## Short task
Reproduce every entry exactly, without alteration.

---------------

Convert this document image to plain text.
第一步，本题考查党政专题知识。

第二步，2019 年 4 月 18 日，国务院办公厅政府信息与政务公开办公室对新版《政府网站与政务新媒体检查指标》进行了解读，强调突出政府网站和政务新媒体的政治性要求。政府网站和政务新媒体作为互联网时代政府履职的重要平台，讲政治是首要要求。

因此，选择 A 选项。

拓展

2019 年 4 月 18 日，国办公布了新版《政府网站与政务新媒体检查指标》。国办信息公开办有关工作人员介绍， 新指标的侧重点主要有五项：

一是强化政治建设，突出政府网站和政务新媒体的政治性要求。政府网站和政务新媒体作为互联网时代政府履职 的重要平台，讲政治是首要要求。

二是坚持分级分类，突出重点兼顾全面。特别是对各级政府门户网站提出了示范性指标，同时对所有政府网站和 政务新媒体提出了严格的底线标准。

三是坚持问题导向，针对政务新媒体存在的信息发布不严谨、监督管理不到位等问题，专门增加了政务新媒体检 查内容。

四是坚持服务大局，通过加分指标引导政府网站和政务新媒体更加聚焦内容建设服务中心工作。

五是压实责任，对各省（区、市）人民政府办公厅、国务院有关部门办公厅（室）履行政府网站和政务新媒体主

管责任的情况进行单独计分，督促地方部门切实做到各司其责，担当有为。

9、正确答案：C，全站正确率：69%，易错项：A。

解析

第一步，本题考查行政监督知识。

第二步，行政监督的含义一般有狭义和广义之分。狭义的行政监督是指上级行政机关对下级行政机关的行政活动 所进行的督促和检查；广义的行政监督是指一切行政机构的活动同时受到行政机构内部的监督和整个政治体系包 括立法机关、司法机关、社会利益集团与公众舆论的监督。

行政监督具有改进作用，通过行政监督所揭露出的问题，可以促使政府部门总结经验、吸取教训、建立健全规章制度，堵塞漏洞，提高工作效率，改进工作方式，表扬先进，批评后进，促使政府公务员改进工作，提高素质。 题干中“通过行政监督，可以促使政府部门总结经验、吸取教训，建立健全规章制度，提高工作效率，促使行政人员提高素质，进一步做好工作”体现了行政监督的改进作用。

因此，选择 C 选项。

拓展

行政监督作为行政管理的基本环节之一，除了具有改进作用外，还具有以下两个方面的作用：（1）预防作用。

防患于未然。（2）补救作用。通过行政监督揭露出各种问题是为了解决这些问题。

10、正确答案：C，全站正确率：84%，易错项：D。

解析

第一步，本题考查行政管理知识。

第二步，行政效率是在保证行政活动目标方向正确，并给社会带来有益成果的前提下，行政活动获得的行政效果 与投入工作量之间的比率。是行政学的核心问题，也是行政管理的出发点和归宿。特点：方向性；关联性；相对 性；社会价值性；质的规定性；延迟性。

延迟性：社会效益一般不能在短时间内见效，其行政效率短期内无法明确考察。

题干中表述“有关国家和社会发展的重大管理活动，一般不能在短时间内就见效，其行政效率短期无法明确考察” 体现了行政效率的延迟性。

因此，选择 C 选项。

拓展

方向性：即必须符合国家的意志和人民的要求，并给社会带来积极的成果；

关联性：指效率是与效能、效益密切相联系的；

---------------

## Reply to the task
Convert this document image to plain text.
第一步，本题考查党政专题知识。

第二步，2019 年 4 月 18 日，国务院办公厅政府信息与政务公开办公室对新版《政府网站与政务新媒体检查指标》进行了解读，强调突出政府网站和政务新媒体的政治性要求。政府网站和政务新媒体作为互联网时代政府履职的重要平台，讲政治是首要要求。

因此，选择 A 选项。

拓展

2019 年 4 月 18 日，国办公布了新版《政府网站与政务新媒体检查指标》。国办信息公开办有关工作人员介绍， 新指标的侧重点主要有五项：

一是强化政治建设，突出政府网站和政务新媒体的政治性要求。政府网站和政务新媒体作为互联网时代政府履职 的重要平台，讲政治是首要要求。

二是坚持分级分类，突出重点兼顾全面。特别是对各级政府门户网站提出了示范性指标，同时对所有政府网站和 政务新媒体提出了严格的底线标准。

三是坚持问题导向，针对政务新媒体存在的信息发布不严谨、监督管理不到位等问题，专门增加了政务新媒体检 查内容。

四是坚持服务大局，通过加分指标引导政府网站和政务新媒体更加聚焦内容建设服务中心工作。

五是压实责任，对各省（区、市）人民政府办公厅、国务院有关部门办公厅（室）履行政府网站和政务新媒体主

管责任的情况进行单独计分，督促地方部门切实做到各司其责，担当有为。

9、正确答案：C，全站正确率：69%，易错项：A。

解析

第一步，本题考查行政监督知识。

第二步，行政监督的含义一般有狭义和广义之分。狭义的行政监督是指上级行政机关对下级行政机关的行政活动 所进行的督促和检查；广义的行政监督是指一切行政机构的活动同时受到行政机构内部的监督和整个政治体系包 括立法机关、司法机关、社会利益集团与公众舆论的监督。

行政监督具有改进作用，通过行政监督所揭露出的问题，可以促使政府部门总结经验、吸取教训、建立健全规章制度，堵塞漏洞，提高工作效率，改进工作方式，表扬先进，批评后进，促使政府公务员改进工作，提高素质。 题干中“通过行政监督，可以促使政府部门总结经验、吸取教训，建立健全规章制度，提高工作效率，促使行政人员提高素质，进一步做好工作”体现了行政监督的改进作用。

因此，选择 C 选项。

拓展

行政监督作为行政管理的基本环节之一，除了具有改进作用外，还具有以下两个方面的作用：（1）预防作用。

防患于未然。（2）补救作用。通过行政监督揭露出各种问题是为了解决这些问题。

10、正确答案：C，全站正确率：84%，易错项：D。

解析

第一步，本题考查行政管理知识。

第二步，行政效率是在保证行政活动目标方向正确，并给社会带来有益成果的前提下，行政活动获得的行政效果 与投入工作量之间的比率。是行政学的核心问题，也是行政管理的出发点和归宿。特点：方向性；关联性；相对 性；社会价值性；质的规定性；延迟性。

延迟性：社会效益一般不能在短时间内见效，其行政效率短期内无法明确考察。

题干中表述“有关国家和社会发展的重大管理活动，一般不能在短时间内就见效，其行政效率短期无法明确考察” 体现了行政效率的延迟性。

因此，选择 C 选项。

拓展

方向性：即必须符合国家的意志和人民的要求，并给社会带来积极的成果；

关联性：指效率是与效能、效益密切相联系的；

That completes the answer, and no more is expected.